**Exercise directions:** Copy out every line in the entries below that includes "year".

——————————

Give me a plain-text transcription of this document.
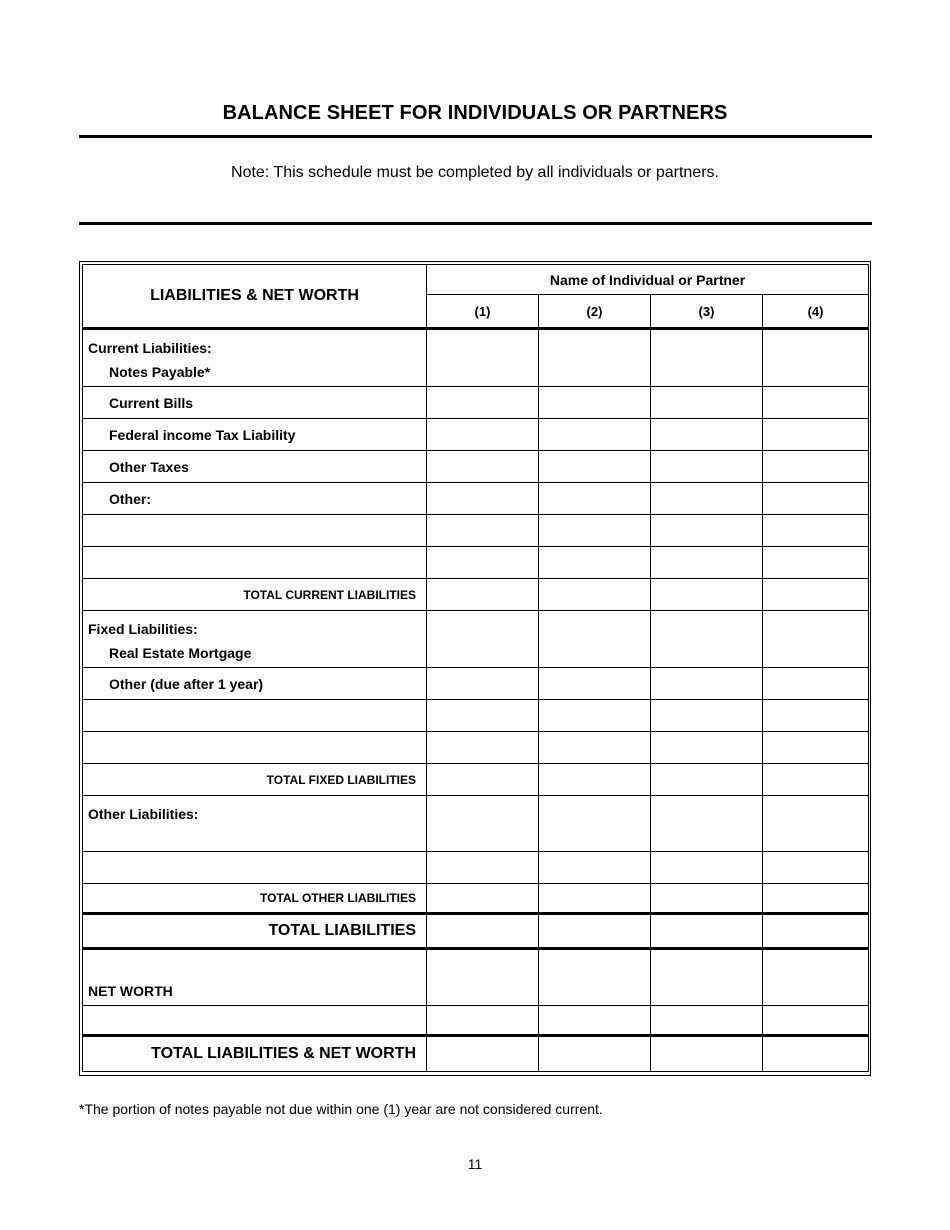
BALANCE SHEET FOR INDIVIDUALS OR PARTNERS
Note: This schedule must be completed by all individuals or partners.
LIABILITIES & NET WORTH	Name of Individual or Partner			
	(1)	(2)	(3)	(4)

Current Liabilities:
Notes Payable*				

Current Bills				
Federal income Tax Liability				
Other Taxes				
Other:				

TOTAL CURRENT LIABILITIES				

Fixed Liabilities:
Real Estate Mortgage				

Other (due after 1 year)				

TOTAL FIXED LIABILITIES				
Other Liabilities:				

TOTAL OTHER LIABILITIES				
TOTAL LIABILITIES				
NET WORTH				

TOTAL LIABILITIES & NET WORTH				
*The portion of notes payable not due within one (1) year are not considered current.
11
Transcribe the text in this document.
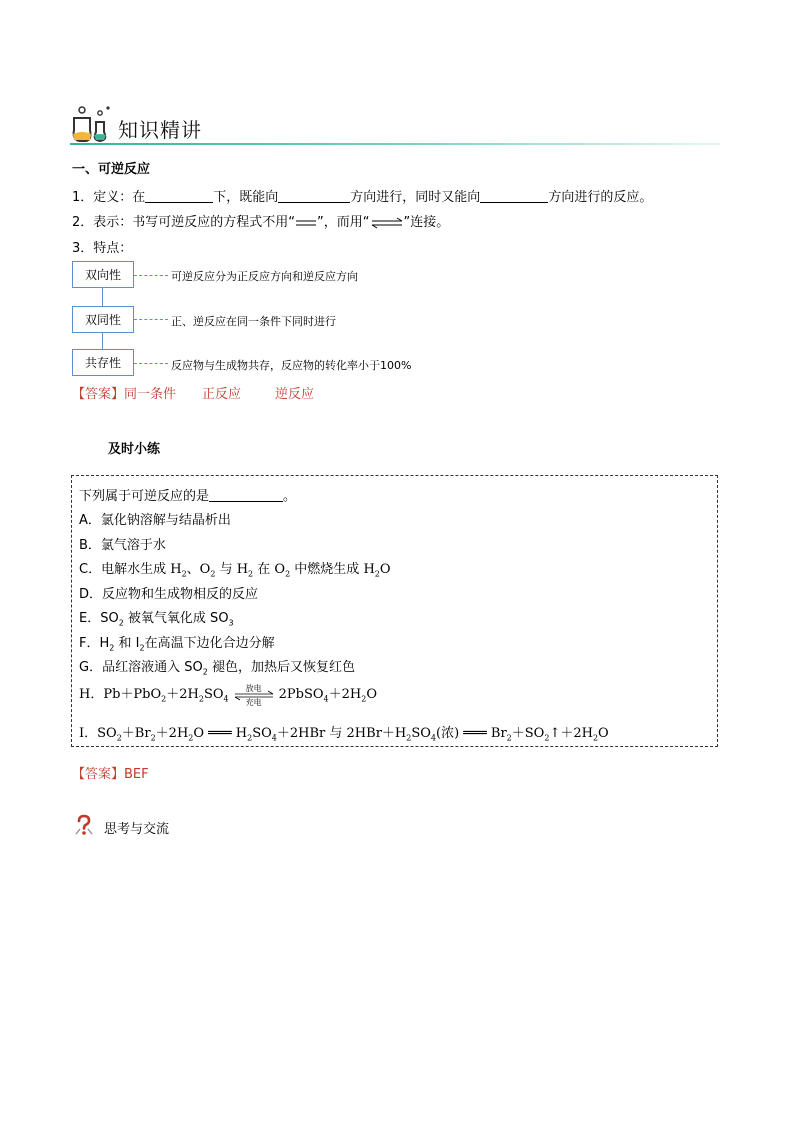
知识精讲
一、可逆反应
1．定义：在	下，既能向	方向进行，同时又能向	方向进行的反应。
2．表示：书写可逆反应的方程式不用“ ”，而用“⇌”连接。
3．特点：
双向性	可逆反应分为正反应方向和逆反应方向
双同性	正、逆反应在同一条件下同时进行
共存性	反应物与生成物共存，反应物的转化率小于100%
【答案】同一条件 正反应	逆反应
及时小练
下列属于可逆反应的是	。
A．氯化钠溶解与结晶析出
B．氯气溶于水
C．电解水生成 $H_2$、$O_2$ 与 $H_2$ 在 $O_2$ 中燃烧生成 $H_2O$
D．反应物和生成物相反的反应
E．$SO_2$ 被氧气氧化成 $SO_3$
F．$H_2$ 和 $I_2$在高温下边化合边分解
G．品红溶液通入 $SO_2$ 褪色，加热后又恢复红色
H．$Pb+PbO_2+2H_2SO_4$
放电
充电	$2PbSO_4+2H_2O$
I．$SO_2+Br_2+2H_2O$ ═══ $H_2SO_4+2HBr$ 与 $2HBr+H_2SO_4$(浓) ═══ $Br_2+SO_2↑+2H_2O$
【答案】BEF
思考与交流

——————————

**Problem solution:**
Other (due after 1 year)				
*The portion of notes payable not due within one (1) year are not considered current.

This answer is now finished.